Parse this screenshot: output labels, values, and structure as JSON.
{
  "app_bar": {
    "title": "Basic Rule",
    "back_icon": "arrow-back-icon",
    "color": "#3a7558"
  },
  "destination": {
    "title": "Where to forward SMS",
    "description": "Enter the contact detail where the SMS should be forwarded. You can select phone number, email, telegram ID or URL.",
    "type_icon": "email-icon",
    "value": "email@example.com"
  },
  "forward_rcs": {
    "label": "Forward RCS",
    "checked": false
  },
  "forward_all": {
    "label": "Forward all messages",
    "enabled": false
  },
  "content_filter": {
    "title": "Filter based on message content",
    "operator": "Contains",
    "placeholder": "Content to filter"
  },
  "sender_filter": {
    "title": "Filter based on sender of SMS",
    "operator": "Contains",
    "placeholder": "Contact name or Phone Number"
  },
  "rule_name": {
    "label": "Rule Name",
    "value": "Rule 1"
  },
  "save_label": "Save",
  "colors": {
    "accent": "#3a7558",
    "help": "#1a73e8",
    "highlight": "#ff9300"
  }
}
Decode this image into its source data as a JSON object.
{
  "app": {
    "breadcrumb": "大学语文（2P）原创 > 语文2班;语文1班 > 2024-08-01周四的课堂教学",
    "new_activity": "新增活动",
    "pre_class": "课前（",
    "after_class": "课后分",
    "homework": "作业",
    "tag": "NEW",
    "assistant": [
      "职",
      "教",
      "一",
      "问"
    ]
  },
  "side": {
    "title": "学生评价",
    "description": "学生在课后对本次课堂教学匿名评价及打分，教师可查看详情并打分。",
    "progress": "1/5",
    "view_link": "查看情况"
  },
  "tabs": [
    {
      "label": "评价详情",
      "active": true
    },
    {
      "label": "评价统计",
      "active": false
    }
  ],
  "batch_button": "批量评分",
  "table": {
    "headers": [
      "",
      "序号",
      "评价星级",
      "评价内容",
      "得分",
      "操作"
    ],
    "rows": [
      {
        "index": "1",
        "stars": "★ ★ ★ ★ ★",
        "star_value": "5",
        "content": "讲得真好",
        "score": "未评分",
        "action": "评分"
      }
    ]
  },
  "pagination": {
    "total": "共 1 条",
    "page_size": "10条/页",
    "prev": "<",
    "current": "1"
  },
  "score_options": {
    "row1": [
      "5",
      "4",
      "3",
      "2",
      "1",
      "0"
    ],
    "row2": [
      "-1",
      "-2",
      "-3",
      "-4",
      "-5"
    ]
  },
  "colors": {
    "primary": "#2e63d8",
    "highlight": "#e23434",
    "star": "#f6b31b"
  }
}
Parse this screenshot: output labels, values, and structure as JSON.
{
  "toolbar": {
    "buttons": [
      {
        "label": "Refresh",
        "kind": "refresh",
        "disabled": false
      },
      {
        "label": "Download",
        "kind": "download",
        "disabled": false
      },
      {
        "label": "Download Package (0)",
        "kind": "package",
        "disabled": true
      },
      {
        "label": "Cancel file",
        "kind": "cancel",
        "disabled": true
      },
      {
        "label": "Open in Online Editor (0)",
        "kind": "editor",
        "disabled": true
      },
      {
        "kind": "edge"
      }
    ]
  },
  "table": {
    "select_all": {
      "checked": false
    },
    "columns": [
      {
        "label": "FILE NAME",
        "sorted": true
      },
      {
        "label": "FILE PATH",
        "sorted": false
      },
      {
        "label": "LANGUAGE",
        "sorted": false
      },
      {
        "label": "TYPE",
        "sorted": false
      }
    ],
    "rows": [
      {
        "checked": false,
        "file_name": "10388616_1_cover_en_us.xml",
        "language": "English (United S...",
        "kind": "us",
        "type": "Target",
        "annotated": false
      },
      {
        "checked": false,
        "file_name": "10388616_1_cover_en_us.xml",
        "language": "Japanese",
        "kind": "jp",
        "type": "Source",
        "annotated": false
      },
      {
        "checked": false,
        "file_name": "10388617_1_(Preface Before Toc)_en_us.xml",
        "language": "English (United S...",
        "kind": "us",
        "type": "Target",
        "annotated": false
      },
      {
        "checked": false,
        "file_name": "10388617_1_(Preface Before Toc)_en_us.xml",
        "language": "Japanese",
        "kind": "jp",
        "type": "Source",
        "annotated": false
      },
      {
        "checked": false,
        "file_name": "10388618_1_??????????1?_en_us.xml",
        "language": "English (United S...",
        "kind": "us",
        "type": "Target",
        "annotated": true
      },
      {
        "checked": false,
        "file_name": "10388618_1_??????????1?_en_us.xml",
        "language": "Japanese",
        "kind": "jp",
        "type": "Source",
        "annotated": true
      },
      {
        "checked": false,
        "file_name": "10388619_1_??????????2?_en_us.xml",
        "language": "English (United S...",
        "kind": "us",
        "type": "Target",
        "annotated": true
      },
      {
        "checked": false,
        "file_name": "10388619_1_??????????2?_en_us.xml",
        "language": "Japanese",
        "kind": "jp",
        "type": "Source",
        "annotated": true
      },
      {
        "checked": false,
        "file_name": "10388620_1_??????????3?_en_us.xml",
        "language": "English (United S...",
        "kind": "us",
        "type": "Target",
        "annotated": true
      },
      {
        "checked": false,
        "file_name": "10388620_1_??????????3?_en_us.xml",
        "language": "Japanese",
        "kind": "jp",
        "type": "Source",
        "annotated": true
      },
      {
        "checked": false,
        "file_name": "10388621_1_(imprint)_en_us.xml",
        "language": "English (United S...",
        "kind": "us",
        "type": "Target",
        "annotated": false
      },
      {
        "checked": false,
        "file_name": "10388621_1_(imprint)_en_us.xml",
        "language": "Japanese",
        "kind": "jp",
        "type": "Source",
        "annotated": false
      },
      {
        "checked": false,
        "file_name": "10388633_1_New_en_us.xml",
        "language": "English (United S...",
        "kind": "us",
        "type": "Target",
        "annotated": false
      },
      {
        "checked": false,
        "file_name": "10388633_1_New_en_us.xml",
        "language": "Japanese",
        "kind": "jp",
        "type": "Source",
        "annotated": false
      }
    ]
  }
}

^^^^^^^^

Exercise directions:
Make an exact copy of all the data.

Finished task:
Parse this screenshot: output labels, values, and structure as JSON.
{
  "app_bar": {
    "title": "Basic Rule",
    "back_icon": "arrow-back-icon",
    "color": "#3a7558"
  },
  "destination": {
    "title": "Where to forward SMS",
    "description": "Enter the contact detail where the SMS should be forwarded. You can select phone number, email, telegram ID or URL.",
    "type_icon": "email-icon",
    "value": "email@example.com"
  },
  "forward_rcs": {
    "label": "Forward RCS",
    "checked": false
  },
  "forward_all": {
    "label": "Forward all messages",
    "enabled": false
  },
  "content_filter": {
    "title": "Filter based on message content",
    "operator": "Contains",
    "placeholder": "Content to filter"
  },
  "sender_filter": {
    "title": "Filter based on sender of SMS",
    "operator": "Contains",
    "placeholder": "Contact name or Phone Number"
  },
  "rule_name": {
    "label": "Rule Name",
    "value": "Rule 1"
  },
  "save_label": "Save",
  "colors": {
    "accent": "#3a7558",
    "help": "#1a73e8",
    "highlight": "#ff9300"
  }
}
Decode this image into its source data as a JSON object.
{
  "app": {
    "breadcrumb": "大学语文（2P）原创 > 语文2班;语文1班 > 2024-08-01周四的课堂教学",
    "new_activity": "新增活动",
    "pre_class": "课前（",
    "after_class": "课后分",
    "homework": "作业",
    "tag": "NEW",
    "assistant": [
      "职",
      "教",
      "一",
      "问"
    ]
  },
  "side": {
    "title": "学生评价",
    "description": "学生在课后对本次课堂教学匿名评价及打分，教师可查看详情并打分。",
    "progress": "1/5",
    "view_link": "查看情况"
  },
  "tabs": [
    {
      "label": "评价详情",
      "active": true
    },
    {
      "label": "评价统计",
      "active": false
    }
  ],
  "batch_button": "批量评分",
  "table": {
    "headers": [
      "",
      "序号",
      "评价星级",
      "评价内容",
      "得分",
      "操作"
    ],
    "rows": [
      {
        "index": "1",
        "stars": "★ ★ ★ ★ ★",
        "star_value": "5",
        "content": "讲得真好",
        "score": "未评分",
        "action": "评分"
      }
    ]
  },
  "pagination": {
    "total": "共 1 条",
    "page_size": "10条/页",
    "prev": "<",
    "current": "1"
  },
  "score_options": {
    "row1": [
      "5",
      "4",
      "3",
      "2",
      "1",
      "0"
    ],
    "row2": [
      "-1",
      "-2",
      "-3",
      "-4",
      "-5"
    ]
  },
  "colors": {
    "primary": "#2e63d8",
    "highlight": "#e23434",
    "star": "#f6b31b"
  }
}
Parse this screenshot: output labels, values, and structure as JSON.
{
  "toolbar": {
    "buttons": [
      {
        "label": "Refresh",
        "kind": "refresh",
        "disabled": false
      },
      {
        "label": "Download",
        "kind": "download",
        "disabled": false
      },
      {
        "label": "Download Package (0)",
        "kind": "package",
        "disabled": true
      },
      {
        "label": "Cancel file",
        "kind": "cancel",
        "disabled": true
      },
      {
        "label": "Open in Online Editor (0)",
        "kind": "editor",
        "disabled": true
      },
      {
        "kind": "edge"
      }
    ]
  },
  "table": {
    "select_all": {
      "checked": false
    },
    "columns": [
      {
        "label": "FILE NAME",
        "sorted": true
      },
      {
        "label": "FILE PATH",
        "sorted": false
      },
      {
        "label": "LANGUAGE",
        "sorted": false
      },
      {
        "label": "TYPE",
        "sorted": false
      }
    ],
    "rows": [
      {
        "checked": false,
        "file_name": "10388616_1_cover_en_us.xml",
        "language": "English (United S...",
        "kind": "us",
        "type": "Target",
        "annotated": false
      },
      {
        "checked": false,
        "file_name": "10388616_1_cover_en_us.xml",
        "language": "Japanese",
        "kind": "jp",
        "type": "Source",
        "annotated": false
      },
      {
        "checked": false,
        "file_name": "10388617_1_(Preface Before Toc)_en_us.xml",
        "language": "English (United S...",
        "kind": "us",
        "type": "Target",
        "annotated": false
      },
      {
        "checked": false,
        "file_name": "10388617_1_(Preface Before Toc)_en_us.xml",
        "language": "Japanese",
        "kind": "jp",
        "type": "Source",
        "annotated": false
      },
      {
        "checked": false,
        "file_name": "10388618_1_??????????1?_en_us.xml",
        "language": "English (United S...",
        "kind": "us",
        "type": "Target",
        "annotated": true
      },
      {
        "checked": false,
        "file_name": "10388618_1_??????????1?_en_us.xml",
        "language": "Japanese",
        "kind": "jp",
        "type": "Source",
        "annotated": true
      },
      {
        "checked": false,
        "file_name": "10388619_1_??????????2?_en_us.xml",
        "language": "English (United S...",
        "kind": "us",
        "type": "Target",
        "annotated": true
      },
      {
        "checked": false,
        "file_name": "10388619_1_??????????2?_en_us.xml",
        "language": "Japanese",
        "kind": "jp",
        "type": "Source",
        "annotated": true
      },
      {
        "checked": false,
        "file_name": "10388620_1_??????????3?_en_us.xml",
        "language": "English (United S...",
        "kind": "us",
        "type": "Target",
        "annotated": true
      },
      {
        "checked": false,
        "file_name": "10388620_1_??????????3?_en_us.xml",
        "language": "Japanese",
        "kind": "jp",
        "type": "Source",
        "annotated": true
      },
      {
        "checked": false,
        "file_name": "10388621_1_(imprint)_en_us.xml",
        "language": "English (United S...",
        "kind": "us",
        "type": "Target",
        "annotated": false
      },
      {
        "checked": false,
        "file_name": "10388621_1_(imprint)_en_us.xml",
        "language": "Japanese",
        "kind": "jp",
        "type": "Source",
        "annotated": false
      },
      {
        "checked": false,
        "file_name": "10388633_1_New_en_us.xml",
        "language": "English (United S...",
        "kind": "us",
        "type": "Target",
        "annotated": false
      },
      {
        "checked": false,
        "file_name": "10388633_1_New_en_us.xml",
        "language": "Japanese",
        "kind": "jp",
        "type": "Source",
        "annotated": false
      }
    ]
  }
}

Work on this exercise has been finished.